Stored items
>>>

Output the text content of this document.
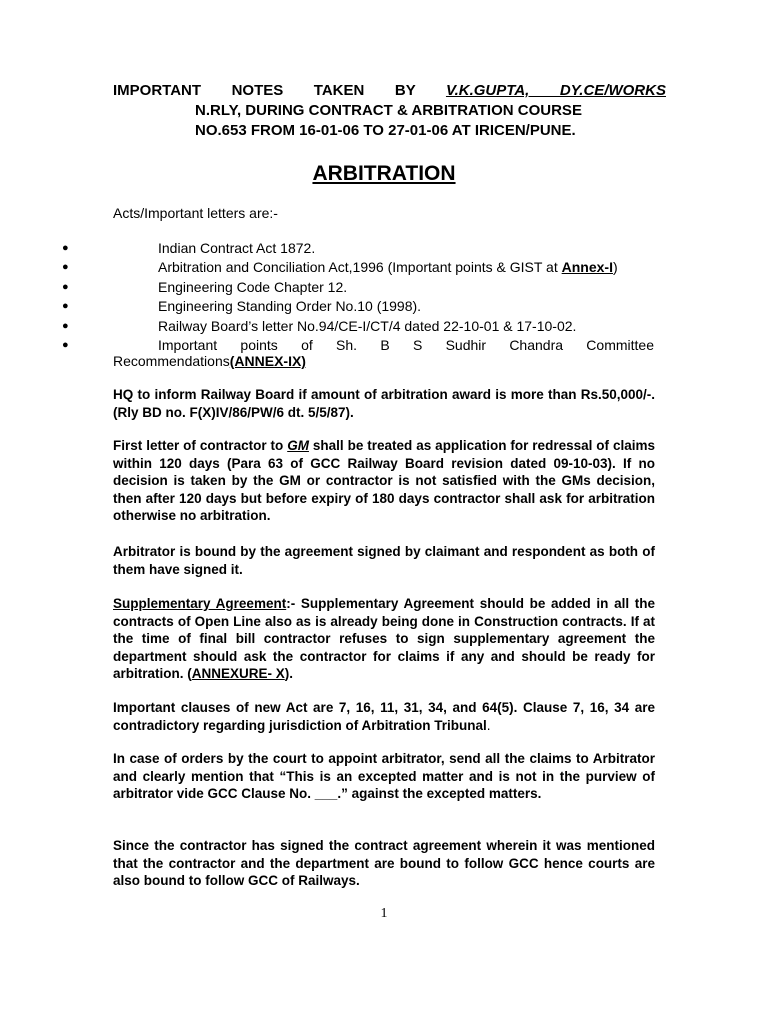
IMPORTANT NOTES TAKEN BY V.K.GUPTA, DY.CE/WORKS
N.RLY, DURING CONTRACT & ARBITRATION COURSE
NO.653 FROM 16-01-06 TO 27-01-06 AT IRICEN/PUNE.
ARBITRATION
Acts/Important letters are:-
●	Indian Contract Act 1872.
●	Arbitration and Conciliation Act,1996 (Important points & GIST at Annex-I)
●	Engineering Code Chapter 12.
●	Engineering Standing Order No.10 (1998).
●	Railway Board’s letter No.94/CE-I/CT/4 dated 22-10-01 & 17-10-02.
●	Important points of Sh. B S Sudhir Chandra Committee
Recommendations(ANNEX-IX)
HQ to inform Railway Board if amount of arbitration award is more than Rs.50,000/-. (Rly BD no. F(X)IV/86/PW/6 dt. 5/5/87).
First letter of contractor to GM shall be treated as application for redressal of claims within 120 days (Para 63 of GCC Railway Board revision dated 09-10-03). If no decision is taken by the GM or contractor is not satisfied with the GMs decision, then after 120 days but before expiry of 180 days contractor shall ask for arbitration otherwise no arbitration.
Arbitrator is bound by the agreement signed by claimant and respondent as both of them have signed it.
Supplementary Agreement:- Supplementary Agreement should be added in all the contracts of Open Line also as is already being done in Construction contracts. If at the time of final bill contractor refuses to sign supplementary agreement the department should ask the contractor for claims if any and should be ready for arbitration. (ANNEXURE- X).
Important clauses of new Act are 7, 16, 11, 31, 34, and 64(5). Clause 7, 16, 34 are contradictory regarding jurisdiction of Arbitration Tribunal.
In case of orders by the court to appoint arbitrator, send all the claims to Arbitrator and clearly mention that “This is an excepted matter and is not in the purview of arbitrator vide GCC Clause No. ___.” against the excepted matters.
Since the contractor has signed the contract agreement wherein it was mentioned that the contractor and the department are bound to follow GCC hence courts are also bound to follow GCC of Railways.
1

<<<

**Exercise description**
Without including any picture, repeat the data exactly.

**Result of the task**
Output the text content of this document.
IMPORTANT NOTES TAKEN BY V.K.GUPTA, DY.CE/WORKS
N.RLY, DURING CONTRACT & ARBITRATION COURSE
NO.653 FROM 16-01-06 TO 27-01-06 AT IRICEN/PUNE.
ARBITRATION
Acts/Important letters are:-
●	Indian Contract Act 1872.
●	Arbitration and Conciliation Act,1996 (Important points & GIST at Annex-I)
●	Engineering Code Chapter 12.
●	Engineering Standing Order No.10 (1998).
●	Railway Board’s letter No.94/CE-I/CT/4 dated 22-10-01 & 17-10-02.
●	Important points of Sh. B S Sudhir Chandra Committee
Recommendations(ANNEX-IX)
HQ to inform Railway Board if amount of arbitration award is more than Rs.50,000/-. (Rly BD no. F(X)IV/86/PW/6 dt. 5/5/87).
First letter of contractor to GM shall be treated as application for redressal of claims within 120 days (Para 63 of GCC Railway Board revision dated 09-10-03). If no decision is taken by the GM or contractor is not satisfied with the GMs decision, then after 120 days but before expiry of 180 days contractor shall ask for arbitration otherwise no arbitration.
Arbitrator is bound by the agreement signed by claimant and respondent as both of them have signed it.
Supplementary Agreement:- Supplementary Agreement should be added in all the contracts of Open Line also as is already being done in Construction contracts. If at the time of final bill contractor refuses to sign supplementary agreement the department should ask the contractor for claims if any and should be ready for arbitration. (ANNEXURE- X).
Important clauses of new Act are 7, 16, 11, 31, 34, and 64(5). Clause 7, 16, 34 are contradictory regarding jurisdiction of Arbitration Tribunal.
In case of orders by the court to appoint arbitrator, send all the claims to Arbitrator and clearly mention that “This is an excepted matter and is not in the purview of arbitrator vide GCC Clause No. ___.” against the excepted matters.
Since the contractor has signed the contract agreement wherein it was mentioned that the contractor and the department are bound to follow GCC hence courts are also bound to follow GCC of Railways.
1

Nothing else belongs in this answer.